## INSTRUCTIONS FOR THE TASK
Word for word, copy all the data and drop the pictures.

Excerpt from a dataset
/---

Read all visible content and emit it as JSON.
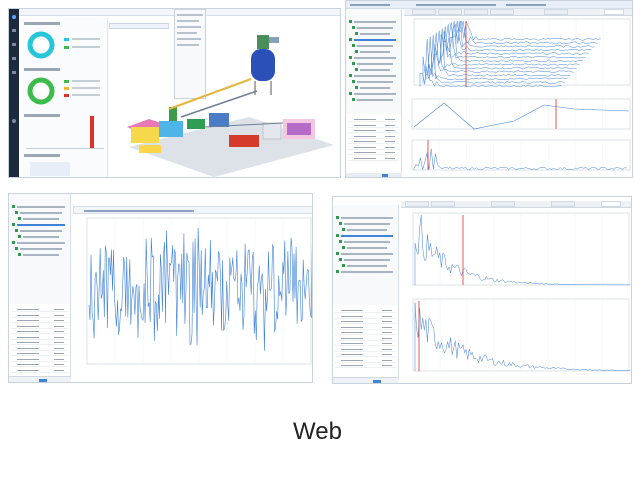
{
  "caption": "Web",
  "colors": {
    "signal_blue": "#3f82d6",
    "marker_red": "#e0302a",
    "tree_green": "#2e9b4f",
    "ring_cyan": "#27c5d8",
    "ring_green": "#3dbb4d",
    "nav_dark": "#1d2a3b"
  },
  "dashboard": {
    "nav_icons": [
      "home-icon",
      "chart-icon",
      "device-icon",
      "alarm-icon",
      "settings-icon",
      "user-icon"
    ],
    "section_titles_illegible": 4,
    "machine_model": "3d-plant-model"
  },
  "spectrum_3d": {
    "tree_items": 14,
    "table_rows": 8
  },
  "waveform": {
    "tree_items": 9,
    "table_rows": 12
  },
  "spectrum_2d": {
    "tree_items": 10,
    "table_rows": 11
  }
}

\---

## EXERCISE SOLUTION
Read all visible content and emit it as JSON.
{
  "caption": "Web",
  "colors": {
    "signal_blue": "#3f82d6",
    "marker_red": "#e0302a",
    "tree_green": "#2e9b4f",
    "ring_cyan": "#27c5d8",
    "ring_green": "#3dbb4d",
    "nav_dark": "#1d2a3b"
  },
  "dashboard": {
    "nav_icons": [
      "home-icon",
      "chart-icon",
      "device-icon",
      "alarm-icon",
      "settings-icon",
      "user-icon"
    ],
    "section_titles_illegible": 4,
    "machine_model": "3d-plant-model"
  },
  "spectrum_3d": {
    "tree_items": 14,
    "table_rows": 8
  },
  "waveform": {
    "tree_items": 9,
    "table_rows": 12
  },
  "spectrum_2d": {
    "tree_items": 10,
    "table_rows": 11
  }
}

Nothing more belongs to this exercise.